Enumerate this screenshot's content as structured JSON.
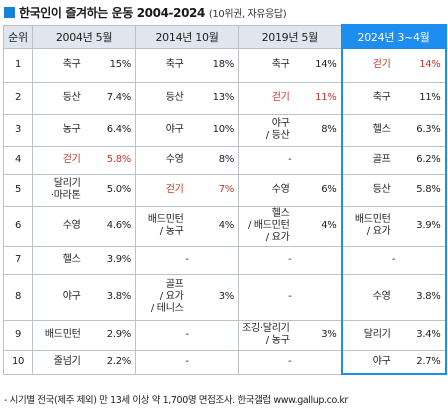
{
  "header": {
    "title": "한국인이 즐겨하는 운동 2004-2024",
    "subtitle": "(10위권, 자유응답)"
  },
  "chart_data": {
    "type": "table",
    "columns": [
      {
        "label": "순위"
      },
      {
        "label": "2004년 5월"
      },
      {
        "label": "2014년 10월"
      },
      {
        "label": "2019년 5월"
      },
      {
        "label": "2024년 3~4월",
        "highlight": true
      }
    ],
    "rows": [
      {
        "rank": "1",
        "height": 34,
        "cells": [
          {
            "sport": "축구",
            "pct": "15%"
          },
          {
            "sport": "축구",
            "pct": "18%"
          },
          {
            "sport": "축구",
            "pct": "14%"
          },
          {
            "sport": "걷기",
            "pct": "14%",
            "red": true
          }
        ]
      },
      {
        "rank": "2",
        "height": 32,
        "cells": [
          {
            "sport": "등산",
            "pct": "7.4%"
          },
          {
            "sport": "등산",
            "pct": "13%"
          },
          {
            "sport": "걷기",
            "pct": "11%",
            "red": true
          },
          {
            "sport": "축구",
            "pct": "11%"
          }
        ]
      },
      {
        "rank": "3",
        "height": 32,
        "cells": [
          {
            "sport": "농구",
            "pct": "6.4%"
          },
          {
            "sport": "야구",
            "pct": "10%"
          },
          {
            "sport": "야구\n/ 등산",
            "pct": "8%"
          },
          {
            "sport": "헬스",
            "pct": "6.3%"
          }
        ]
      },
      {
        "rank": "4",
        "height": 28,
        "cells": [
          {
            "sport": "걷기",
            "pct": "5.8%",
            "red": true
          },
          {
            "sport": "수영",
            "pct": "8%"
          },
          {
            "sport": "",
            "pct": "-"
          },
          {
            "sport": "골프",
            "pct": "6.2%"
          }
        ]
      },
      {
        "rank": "5",
        "height": 32,
        "cells": [
          {
            "sport": "달리기\n·마라톤",
            "pct": "5.0%"
          },
          {
            "sport": "걷기",
            "pct": "7%",
            "red": true
          },
          {
            "sport": "수영",
            "pct": "6%"
          },
          {
            "sport": "등산",
            "pct": "5.8%"
          }
        ]
      },
      {
        "rank": "6",
        "height": 40,
        "cells": [
          {
            "sport": "수영",
            "pct": "4.6%"
          },
          {
            "sport": "배드민턴\n/ 농구",
            "pct": "4%"
          },
          {
            "sport": "헬스\n/ 배드민턴\n/ 요가",
            "pct": "4%"
          },
          {
            "sport": "배드민턴\n/ 요가",
            "pct": "3.9%"
          }
        ]
      },
      {
        "rank": "7",
        "height": 28,
        "cells": [
          {
            "sport": "헬스",
            "pct": "3.9%"
          },
          {
            "sport": "",
            "pct": "-"
          },
          {
            "sport": "",
            "pct": "-"
          },
          {
            "sport": "",
            "pct": "-"
          }
        ]
      },
      {
        "rank": "8",
        "height": 46,
        "cells": [
          {
            "sport": "야구",
            "pct": "3.8%"
          },
          {
            "sport": "골프\n/ 요가\n/ 테니스",
            "pct": "3%"
          },
          {
            "sport": "",
            "pct": "-"
          },
          {
            "sport": "수영",
            "pct": "3.8%"
          }
        ]
      },
      {
        "rank": "9",
        "height": 30,
        "cells": [
          {
            "sport": "배드민턴",
            "pct": "2.9%"
          },
          {
            "sport": "",
            "pct": "-"
          },
          {
            "sport": "조깅·달리기\n/ 농구",
            "pct": "3%"
          },
          {
            "sport": "달리기",
            "pct": "3.4%"
          }
        ]
      },
      {
        "rank": "10",
        "height": 24,
        "cells": [
          {
            "sport": "줄넘기",
            "pct": "2.2%"
          },
          {
            "sport": "",
            "pct": "-"
          },
          {
            "sport": "",
            "pct": "-"
          },
          {
            "sport": "야구",
            "pct": "2.7%"
          }
        ]
      }
    ]
  },
  "footer": {
    "note": "- 시기별 전국(제주 제외) 만 13세 이상 약 1,700명 면접조사. 한국갤럽 www.gallup.co.kr"
  },
  "colors": {
    "accent": "#1d8ef0",
    "header_bg": "#dfe6ee",
    "highlight_text": "#c0392b"
  }
}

■ ■ ■ ■ ■

# Exercise goal:
Identify the lines of the entries containing the string "height". Copy each such line.

# Result of this task:
        "height": 34,
        "height": 32,
        "height": 32,
        "height": 28,
        "height": 32,
        "height": 40,
        "height": 28,
        "height": 46,
        "height": 30,
        "height": 24,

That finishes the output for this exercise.